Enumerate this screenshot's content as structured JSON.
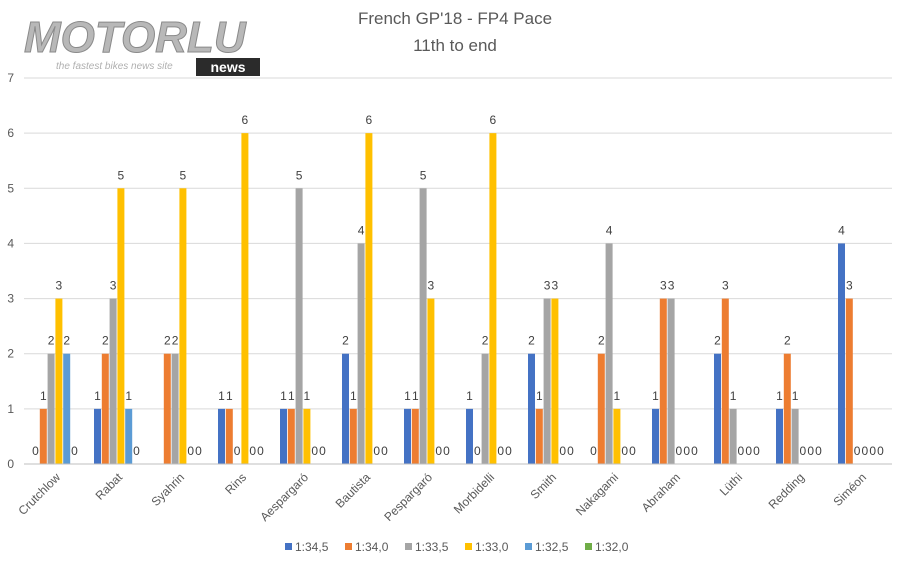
{
  "logo": {
    "word": "MOTORLU",
    "tagline": "the fastest bikes news site",
    "badge": "news"
  },
  "chart_data": {
    "type": "bar",
    "title": "French GP'18 - FP4 Pace",
    "subtitle": "11th to end",
    "xlabel": "",
    "ylabel": "",
    "ylim": [
      0,
      7
    ],
    "yticks": [
      0,
      1,
      2,
      3,
      4,
      5,
      6,
      7
    ],
    "grid": true,
    "legend_position": "bottom",
    "categories": [
      "Crutchlow",
      "Rabat",
      "Syahrin",
      "Rins",
      "Aespargaró",
      "Bautista",
      "Pespargaró",
      "Morbidelli",
      "Smith",
      "Nakagami",
      "Abraham",
      "Lüthi",
      "Redding",
      "Siméon"
    ],
    "series": [
      {
        "name": "1:34,5",
        "color": "#4472C4",
        "values": [
          0,
          1,
          null,
          1,
          1,
          2,
          1,
          1,
          2,
          0,
          1,
          2,
          1,
          4
        ]
      },
      {
        "name": "1:34,0",
        "color": "#ED7D31",
        "values": [
          1,
          2,
          2,
          1,
          1,
          1,
          1,
          0,
          1,
          2,
          3,
          3,
          2,
          3
        ]
      },
      {
        "name": "1:33,5",
        "color": "#A5A5A5",
        "values": [
          2,
          3,
          2,
          0,
          5,
          4,
          5,
          2,
          3,
          4,
          3,
          1,
          1,
          0
        ]
      },
      {
        "name": "1:33,0",
        "color": "#FFC000",
        "values": [
          3,
          5,
          5,
          6,
          1,
          6,
          3,
          6,
          3,
          1,
          0,
          0,
          0,
          0
        ]
      },
      {
        "name": "1:32,5",
        "color": "#5B9BD5",
        "values": [
          2,
          1,
          0,
          0,
          0,
          0,
          0,
          0,
          0,
          0,
          0,
          0,
          0,
          0
        ]
      },
      {
        "name": "1:32,0",
        "color": "#70AD47",
        "values": [
          0,
          0,
          0,
          0,
          0,
          0,
          0,
          0,
          0,
          0,
          0,
          0,
          0,
          0
        ]
      }
    ]
  }
}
-.-.-
Exercise instructions - Write out the listing word for word, omitting the pictures it holds.

Response to the exercise -
Enumerate this screenshot's content as structured JSON.
{
  "logo": {
    "word": "MOTORLU",
    "tagline": "the fastest bikes news site",
    "badge": "news"
  },
  "chart_data": {
    "type": "bar",
    "title": "French GP'18 - FP4 Pace",
    "subtitle": "11th to end",
    "xlabel": "",
    "ylabel": "",
    "ylim": [
      0,
      7
    ],
    "yticks": [
      0,
      1,
      2,
      3,
      4,
      5,
      6,
      7
    ],
    "grid": true,
    "legend_position": "bottom",
    "categories": [
      "Crutchlow",
      "Rabat",
      "Syahrin",
      "Rins",
      "Aespargaró",
      "Bautista",
      "Pespargaró",
      "Morbidelli",
      "Smith",
      "Nakagami",
      "Abraham",
      "Lüthi",
      "Redding",
      "Siméon"
    ],
    "series": [
      {
        "name": "1:34,5",
        "color": "#4472C4",
        "values": [
          0,
          1,
          null,
          1,
          1,
          2,
          1,
          1,
          2,
          0,
          1,
          2,
          1,
          4
        ]
      },
      {
        "name": "1:34,0",
        "color": "#ED7D31",
        "values": [
          1,
          2,
          2,
          1,
          1,
          1,
          1,
          0,
          1,
          2,
          3,
          3,
          2,
          3
        ]
      },
      {
        "name": "1:33,5",
        "color": "#A5A5A5",
        "values": [
          2,
          3,
          2,
          0,
          5,
          4,
          5,
          2,
          3,
          4,
          3,
          1,
          1,
          0
        ]
      },
      {
        "name": "1:33,0",
        "color": "#FFC000",
        "values": [
          3,
          5,
          5,
          6,
          1,
          6,
          3,
          6,
          3,
          1,
          0,
          0,
          0,
          0
        ]
      },
      {
        "name": "1:32,5",
        "color": "#5B9BD5",
        "values": [
          2,
          1,
          0,
          0,
          0,
          0,
          0,
          0,
          0,
          0,
          0,
          0,
          0,
          0
        ]
      },
      {
        "name": "1:32,0",
        "color": "#70AD47",
        "values": [
          0,
          0,
          0,
          0,
          0,
          0,
          0,
          0,
          0,
          0,
          0,
          0,
          0,
          0
        ]
      }
    ]
  }
}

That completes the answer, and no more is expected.